Dataset listings of figures:
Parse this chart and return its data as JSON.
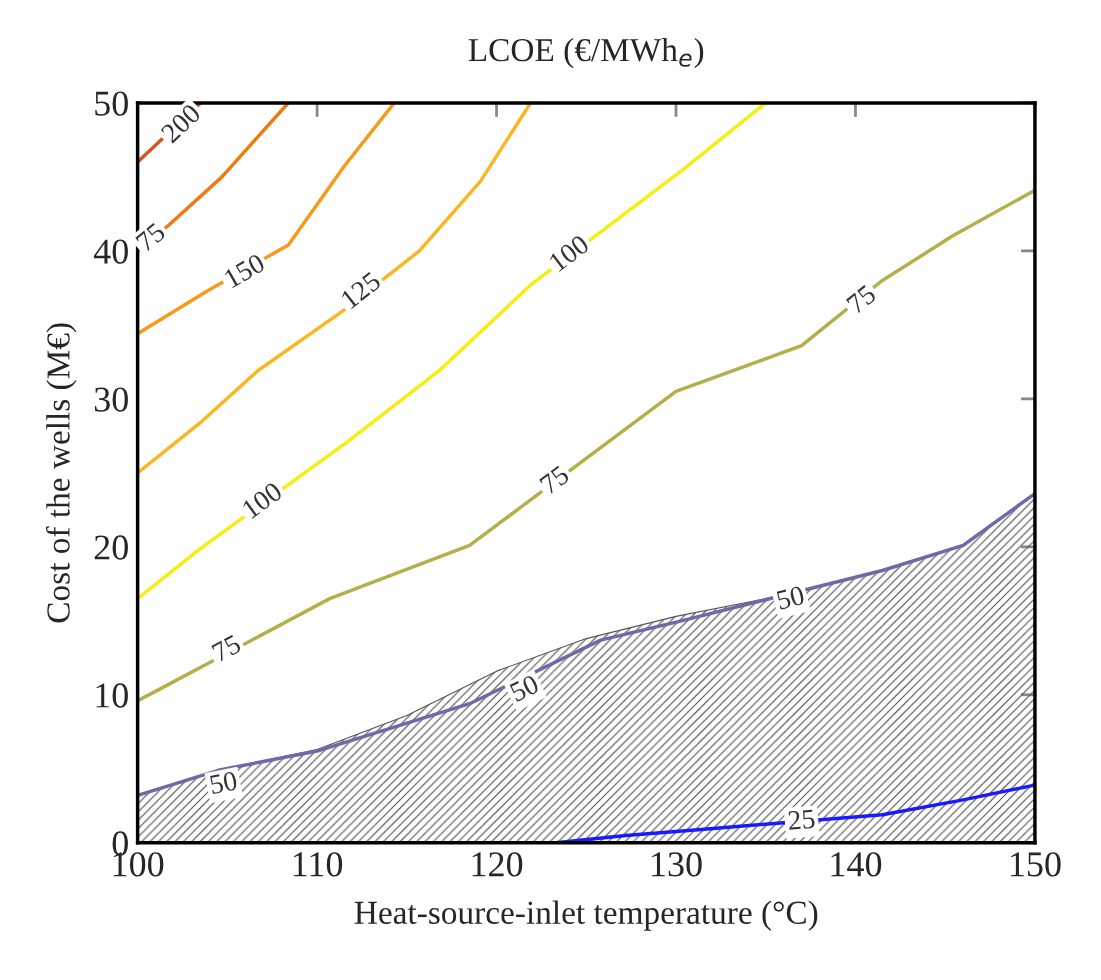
{
  "chart_data": {
    "type": "line",
    "title": "LCOE (€/MWh$_{e}$)",
    "xlabel": "Heat-source-inlet temperature (°C)",
    "ylabel": "Cost of the wells (M€)",
    "xlim": [
      100,
      150
    ],
    "ylim": [
      0,
      50
    ],
    "xticks": [
      100,
      110,
      120,
      130,
      140,
      150
    ],
    "yticks": [
      0,
      10,
      20,
      30,
      40,
      50
    ],
    "grid": false,
    "legend": false,
    "line_style": "solid",
    "marker": "none",
    "series": [
      {
        "type": "area",
        "color": "#555555",
        "x": [
          100,
          104.5,
          110,
          115,
          120,
          125,
          130,
          135,
          141.5,
          146,
          150
        ],
        "values": [
          3.2,
          4.9,
          6.3,
          8.6,
          11.6,
          13.8,
          15.3,
          16.5,
          18.4,
          20.1,
          23.6
        ]
      },
      {
        "color": "#d9541a",
        "x": [
          100,
          103.5
        ],
        "values": [
          46,
          50
        ]
      },
      {
        "color": "#f07a10",
        "x": [
          100,
          101.7,
          104.7,
          108.4
        ],
        "values": [
          40,
          41.7,
          45,
          50
        ]
      },
      {
        "color": "#f59a1a",
        "x": [
          100,
          103.9,
          108.4,
          111.5,
          114.3
        ],
        "values": [
          34.4,
          37.3,
          40.4,
          45.7,
          50
        ]
      },
      {
        "color": "#f7b820",
        "x": [
          100,
          103.6,
          106.7,
          111.5,
          115.7,
          119.1,
          121.9
        ],
        "values": [
          25,
          28.5,
          31.9,
          36,
          40,
          44.7,
          50
        ]
      },
      {
        "color": "#f5ee10",
        "x": [
          100,
          103.4,
          111.8,
          116.8,
          121.9,
          130.3,
          135
        ],
        "values": [
          16.5,
          19.8,
          27.2,
          31.9,
          37.7,
          45.4,
          50
        ]
      },
      {
        "color": "#b3b04a",
        "x": [
          100,
          101.1,
          110.7,
          118.5,
          130,
          137,
          141.5,
          145.4,
          150
        ],
        "values": [
          9.6,
          10.3,
          16.5,
          20.1,
          30.5,
          33.6,
          38,
          41,
          44.1
        ]
      },
      {
        "color": "#6b6ba8",
        "x": [
          100,
          104.5,
          110,
          118.5,
          125.8,
          130.3,
          141.5,
          146,
          150
        ],
        "values": [
          3.2,
          4.9,
          6.2,
          9.4,
          13.7,
          15,
          18.4,
          20.1,
          23.6
        ]
      },
      {
        "color": "#1a1aff",
        "x": [
          123.3,
          127.2,
          131.4,
          141.5,
          146,
          150
        ],
        "values": [
          0,
          0.5,
          0.9,
          1.9,
          2.9,
          3.9
        ]
      }
    ],
    "annotations": [
      {
        "text": "200",
        "x": 102.5,
        "y": 48.5
      },
      {
        "text": "75",
        "x": 100.8,
        "y": 40.8
      },
      {
        "text": "150",
        "x": 106,
        "y": 38.5
      },
      {
        "text": "125",
        "x": 112.5,
        "y": 37.2
      },
      {
        "text": "100",
        "x": 107,
        "y": 23
      },
      {
        "text": "100",
        "x": 124.1,
        "y": 39.7
      },
      {
        "text": "75",
        "x": 105,
        "y": 13
      },
      {
        "text": "75",
        "x": 123.3,
        "y": 24.4
      },
      {
        "text": "75",
        "x": 140.4,
        "y": 36.6
      },
      {
        "text": "50",
        "x": 104.8,
        "y": 3.9
      },
      {
        "text": "50",
        "x": 121.6,
        "y": 10.3
      },
      {
        "text": "50",
        "x": 136.4,
        "y": 16.4
      },
      {
        "text": "25",
        "x": 137,
        "y": 1.4
      }
    ]
  }
}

PROBLEM DESCRIPTION
Your copy should match the entries exactly, minus the pictures.

RESULT BELOW
Parse this chart and return its data as JSON.
{
  "chart_data": {
    "type": "line",
    "title": "LCOE (€/MWh$_{e}$)",
    "xlabel": "Heat-source-inlet temperature (°C)",
    "ylabel": "Cost of the wells (M€)",
    "xlim": [
      100,
      150
    ],
    "ylim": [
      0,
      50
    ],
    "xticks": [
      100,
      110,
      120,
      130,
      140,
      150
    ],
    "yticks": [
      0,
      10,
      20,
      30,
      40,
      50
    ],
    "grid": false,
    "legend": false,
    "line_style": "solid",
    "marker": "none",
    "series": [
      {
        "type": "area",
        "color": "#555555",
        "x": [
          100,
          104.5,
          110,
          115,
          120,
          125,
          130,
          135,
          141.5,
          146,
          150
        ],
        "values": [
          3.2,
          4.9,
          6.3,
          8.6,
          11.6,
          13.8,
          15.3,
          16.5,
          18.4,
          20.1,
          23.6
        ]
      },
      {
        "color": "#d9541a",
        "x": [
          100,
          103.5
        ],
        "values": [
          46,
          50
        ]
      },
      {
        "color": "#f07a10",
        "x": [
          100,
          101.7,
          104.7,
          108.4
        ],
        "values": [
          40,
          41.7,
          45,
          50
        ]
      },
      {
        "color": "#f59a1a",
        "x": [
          100,
          103.9,
          108.4,
          111.5,
          114.3
        ],
        "values": [
          34.4,
          37.3,
          40.4,
          45.7,
          50
        ]
      },
      {
        "color": "#f7b820",
        "x": [
          100,
          103.6,
          106.7,
          111.5,
          115.7,
          119.1,
          121.9
        ],
        "values": [
          25,
          28.5,
          31.9,
          36,
          40,
          44.7,
          50
        ]
      },
      {
        "color": "#f5ee10",
        "x": [
          100,
          103.4,
          111.8,
          116.8,
          121.9,
          130.3,
          135
        ],
        "values": [
          16.5,
          19.8,
          27.2,
          31.9,
          37.7,
          45.4,
          50
        ]
      },
      {
        "color": "#b3b04a",
        "x": [
          100,
          101.1,
          110.7,
          118.5,
          130,
          137,
          141.5,
          145.4,
          150
        ],
        "values": [
          9.6,
          10.3,
          16.5,
          20.1,
          30.5,
          33.6,
          38,
          41,
          44.1
        ]
      },
      {
        "color": "#6b6ba8",
        "x": [
          100,
          104.5,
          110,
          118.5,
          125.8,
          130.3,
          141.5,
          146,
          150
        ],
        "values": [
          3.2,
          4.9,
          6.2,
          9.4,
          13.7,
          15,
          18.4,
          20.1,
          23.6
        ]
      },
      {
        "color": "#1a1aff",
        "x": [
          123.3,
          127.2,
          131.4,
          141.5,
          146,
          150
        ],
        "values": [
          0,
          0.5,
          0.9,
          1.9,
          2.9,
          3.9
        ]
      }
    ],
    "annotations": [
      {
        "text": "200",
        "x": 102.5,
        "y": 48.5
      },
      {
        "text": "75",
        "x": 100.8,
        "y": 40.8
      },
      {
        "text": "150",
        "x": 106,
        "y": 38.5
      },
      {
        "text": "125",
        "x": 112.5,
        "y": 37.2
      },
      {
        "text": "100",
        "x": 107,
        "y": 23
      },
      {
        "text": "100",
        "x": 124.1,
        "y": 39.7
      },
      {
        "text": "75",
        "x": 105,
        "y": 13
      },
      {
        "text": "75",
        "x": 123.3,
        "y": 24.4
      },
      {
        "text": "75",
        "x": 140.4,
        "y": 36.6
      },
      {
        "text": "50",
        "x": 104.8,
        "y": 3.9
      },
      {
        "text": "50",
        "x": 121.6,
        "y": 10.3
      },
      {
        "text": "50",
        "x": 136.4,
        "y": 16.4
      },
      {
        "text": "25",
        "x": 137,
        "y": 1.4
      }
    ]
  }
}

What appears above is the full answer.